* _Brief_: Tell how many lines carry the word "smiling"; the reply is the number and nothing else.

* _Extracted information_:

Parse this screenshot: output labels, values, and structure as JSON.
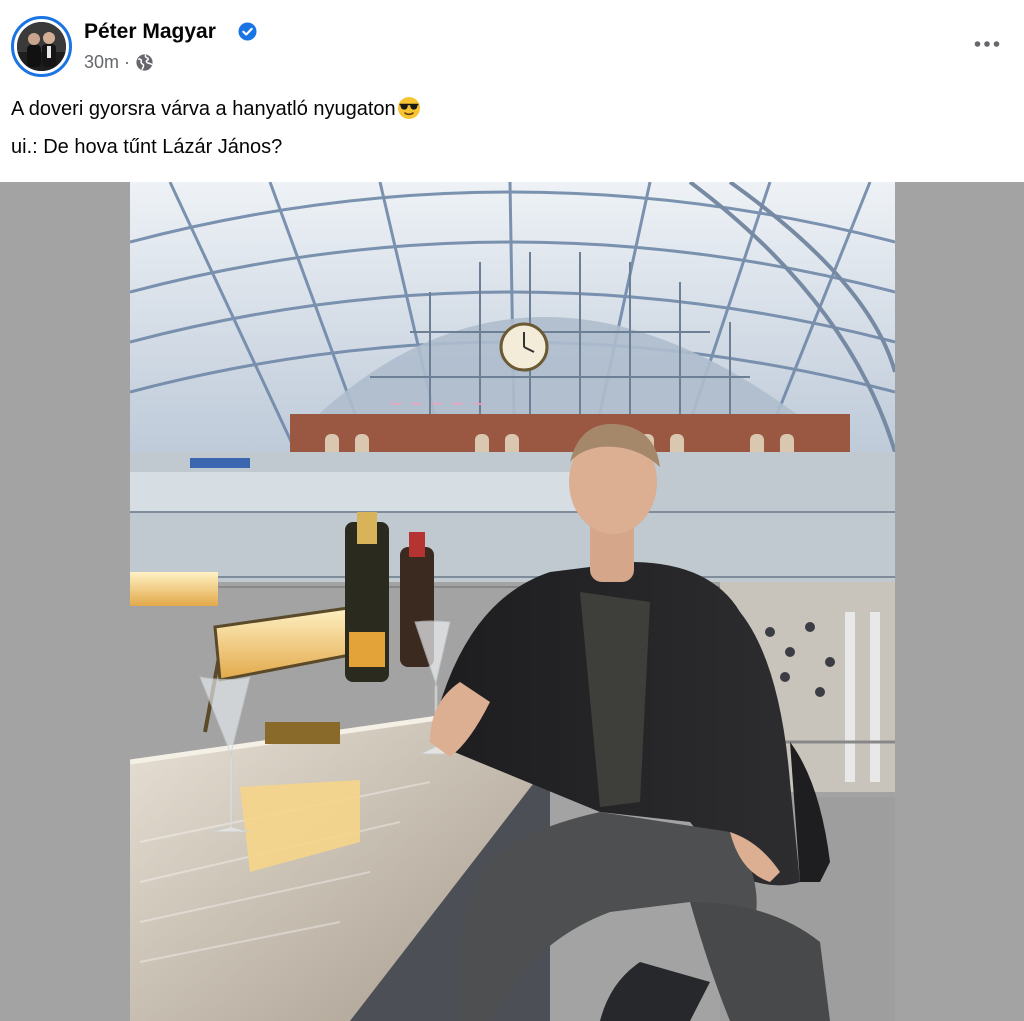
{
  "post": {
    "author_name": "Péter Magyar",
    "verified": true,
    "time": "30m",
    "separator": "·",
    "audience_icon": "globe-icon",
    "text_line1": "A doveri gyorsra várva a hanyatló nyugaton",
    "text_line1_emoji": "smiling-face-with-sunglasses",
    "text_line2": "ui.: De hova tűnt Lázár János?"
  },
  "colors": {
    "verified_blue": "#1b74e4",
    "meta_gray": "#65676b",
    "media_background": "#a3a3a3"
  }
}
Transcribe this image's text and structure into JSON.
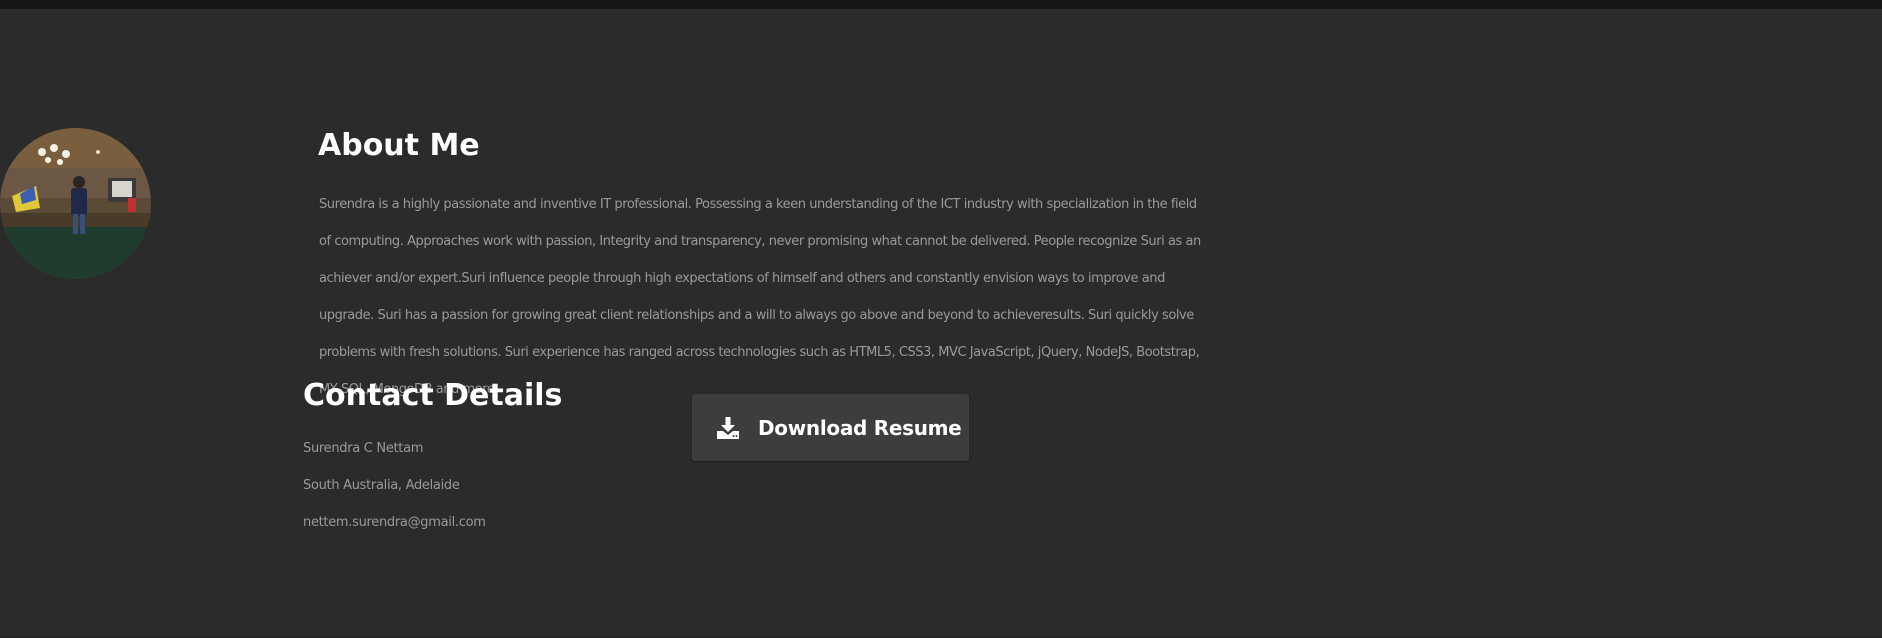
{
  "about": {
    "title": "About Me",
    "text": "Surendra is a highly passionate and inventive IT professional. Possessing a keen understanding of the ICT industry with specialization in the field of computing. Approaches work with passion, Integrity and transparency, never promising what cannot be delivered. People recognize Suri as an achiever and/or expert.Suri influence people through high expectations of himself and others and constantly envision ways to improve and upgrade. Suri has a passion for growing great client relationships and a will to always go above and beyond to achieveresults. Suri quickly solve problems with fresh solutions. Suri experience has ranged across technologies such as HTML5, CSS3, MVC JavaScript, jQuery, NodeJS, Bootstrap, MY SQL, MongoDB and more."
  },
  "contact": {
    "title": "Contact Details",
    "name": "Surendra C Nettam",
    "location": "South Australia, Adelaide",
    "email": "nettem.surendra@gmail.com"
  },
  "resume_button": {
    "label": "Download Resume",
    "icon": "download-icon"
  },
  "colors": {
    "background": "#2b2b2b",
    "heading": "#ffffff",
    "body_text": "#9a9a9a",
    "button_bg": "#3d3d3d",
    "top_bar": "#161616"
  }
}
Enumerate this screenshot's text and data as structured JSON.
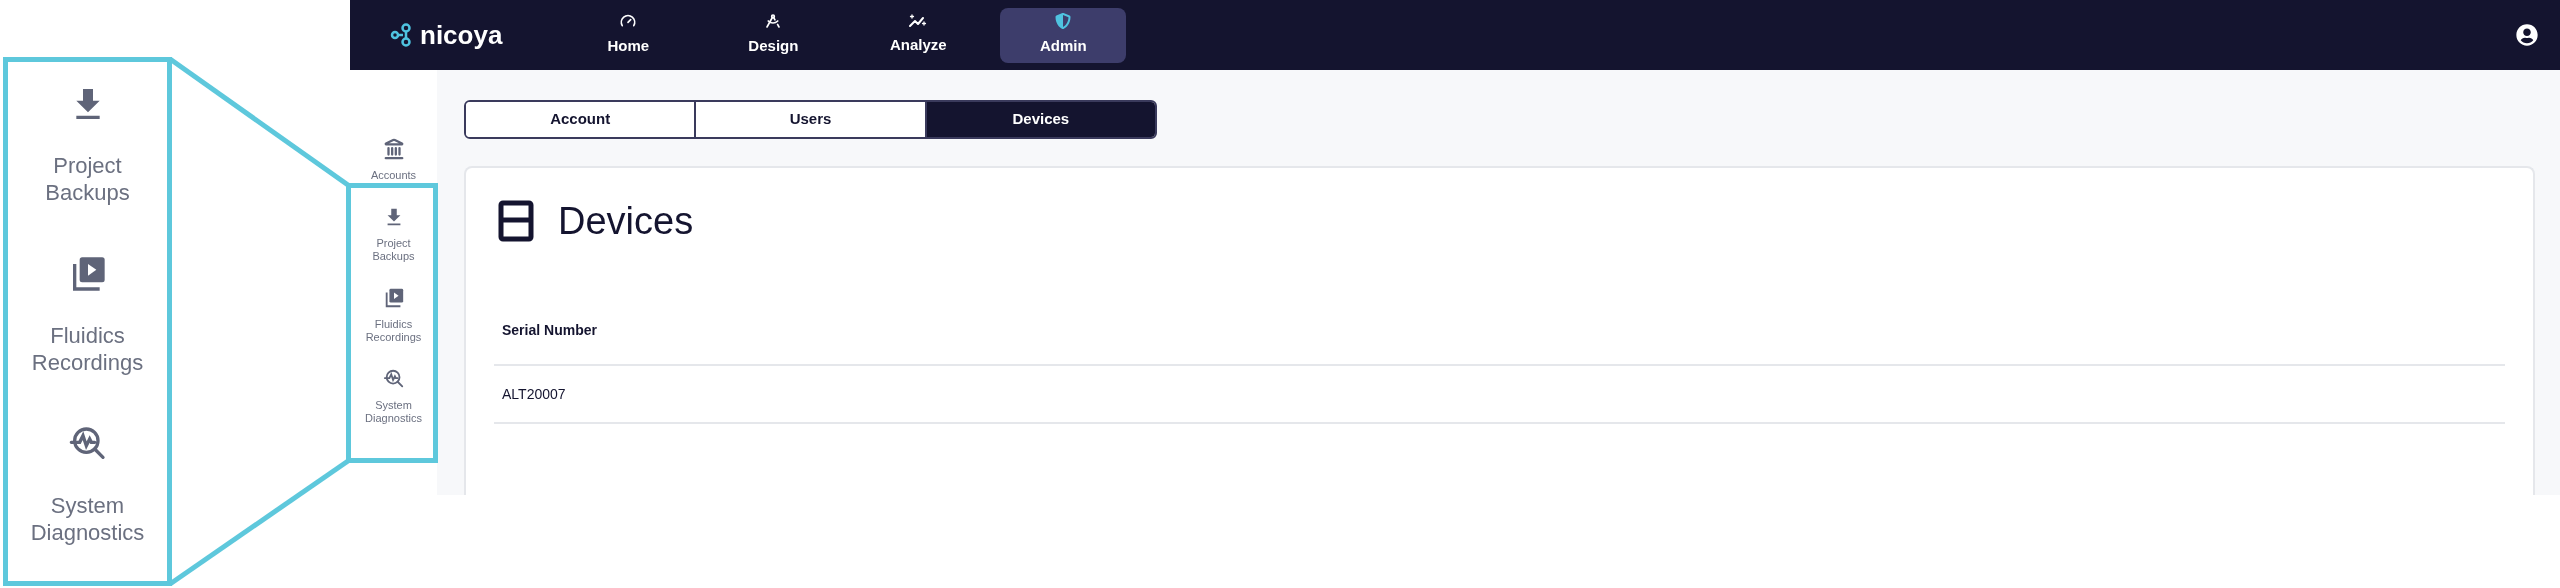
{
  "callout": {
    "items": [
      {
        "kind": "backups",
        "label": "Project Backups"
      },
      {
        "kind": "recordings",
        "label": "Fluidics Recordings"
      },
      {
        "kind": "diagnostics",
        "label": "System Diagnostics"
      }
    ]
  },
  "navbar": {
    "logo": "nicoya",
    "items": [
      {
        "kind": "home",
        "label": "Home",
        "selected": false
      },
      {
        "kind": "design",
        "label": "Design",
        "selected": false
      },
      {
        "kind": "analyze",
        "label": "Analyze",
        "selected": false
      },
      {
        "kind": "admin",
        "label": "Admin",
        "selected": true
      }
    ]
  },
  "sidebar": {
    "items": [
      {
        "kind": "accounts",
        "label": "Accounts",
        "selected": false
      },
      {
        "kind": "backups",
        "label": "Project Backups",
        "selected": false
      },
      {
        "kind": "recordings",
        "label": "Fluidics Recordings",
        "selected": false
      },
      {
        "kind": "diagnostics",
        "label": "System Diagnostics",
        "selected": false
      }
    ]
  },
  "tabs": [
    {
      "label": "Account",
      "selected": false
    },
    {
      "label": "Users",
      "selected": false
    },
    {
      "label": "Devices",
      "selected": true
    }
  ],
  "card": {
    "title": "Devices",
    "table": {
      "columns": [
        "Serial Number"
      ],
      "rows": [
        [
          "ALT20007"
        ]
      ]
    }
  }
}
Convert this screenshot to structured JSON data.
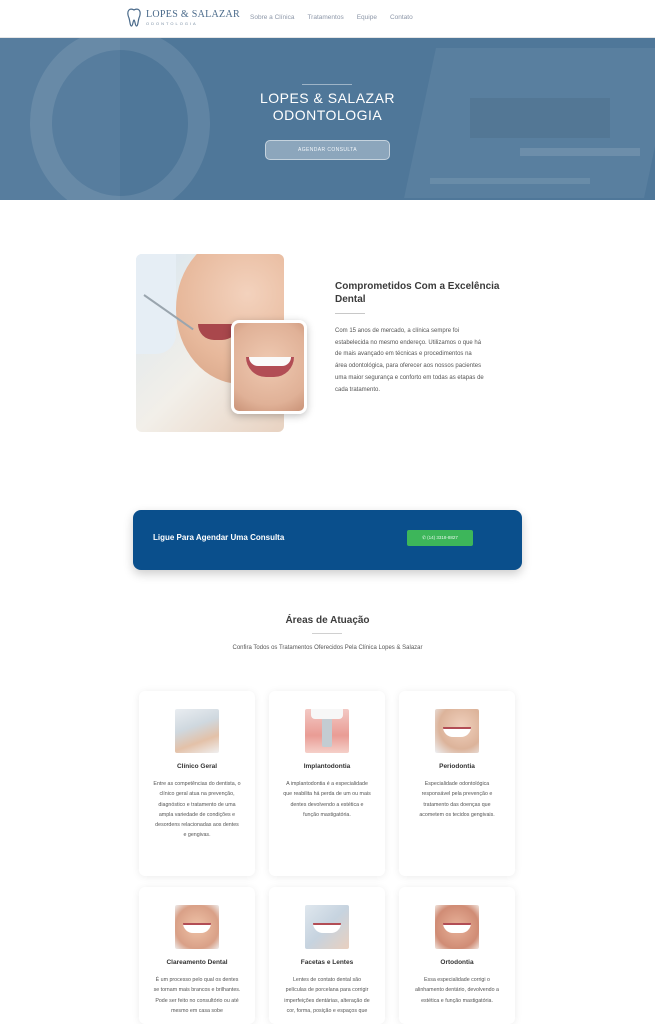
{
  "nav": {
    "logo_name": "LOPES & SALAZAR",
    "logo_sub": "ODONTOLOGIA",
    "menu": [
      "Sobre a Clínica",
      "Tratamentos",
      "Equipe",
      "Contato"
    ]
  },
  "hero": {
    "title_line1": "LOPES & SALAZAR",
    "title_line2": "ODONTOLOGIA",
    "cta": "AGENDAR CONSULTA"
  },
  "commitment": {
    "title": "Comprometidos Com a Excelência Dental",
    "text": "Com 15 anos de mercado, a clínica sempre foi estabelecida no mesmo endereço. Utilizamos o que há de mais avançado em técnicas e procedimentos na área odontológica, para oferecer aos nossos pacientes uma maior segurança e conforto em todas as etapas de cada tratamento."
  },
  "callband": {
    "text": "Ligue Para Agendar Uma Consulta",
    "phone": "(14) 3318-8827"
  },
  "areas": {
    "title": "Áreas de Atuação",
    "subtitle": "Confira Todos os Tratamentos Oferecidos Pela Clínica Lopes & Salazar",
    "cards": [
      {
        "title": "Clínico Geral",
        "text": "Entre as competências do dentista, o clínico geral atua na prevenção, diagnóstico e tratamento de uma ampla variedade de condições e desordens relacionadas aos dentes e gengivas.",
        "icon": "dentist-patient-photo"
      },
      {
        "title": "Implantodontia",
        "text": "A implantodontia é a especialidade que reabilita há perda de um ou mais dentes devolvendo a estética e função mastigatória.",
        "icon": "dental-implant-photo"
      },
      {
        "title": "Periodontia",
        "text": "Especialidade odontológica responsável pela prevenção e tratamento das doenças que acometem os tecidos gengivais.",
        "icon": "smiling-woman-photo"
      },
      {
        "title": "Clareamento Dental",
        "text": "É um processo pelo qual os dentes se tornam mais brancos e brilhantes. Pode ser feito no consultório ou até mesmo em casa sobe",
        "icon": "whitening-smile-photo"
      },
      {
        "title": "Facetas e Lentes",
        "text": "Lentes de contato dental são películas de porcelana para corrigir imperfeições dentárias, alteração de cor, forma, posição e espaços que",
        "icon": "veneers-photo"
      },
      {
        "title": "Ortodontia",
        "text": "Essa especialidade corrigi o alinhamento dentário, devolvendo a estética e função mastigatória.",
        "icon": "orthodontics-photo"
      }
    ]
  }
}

* _Exercise solution_: 2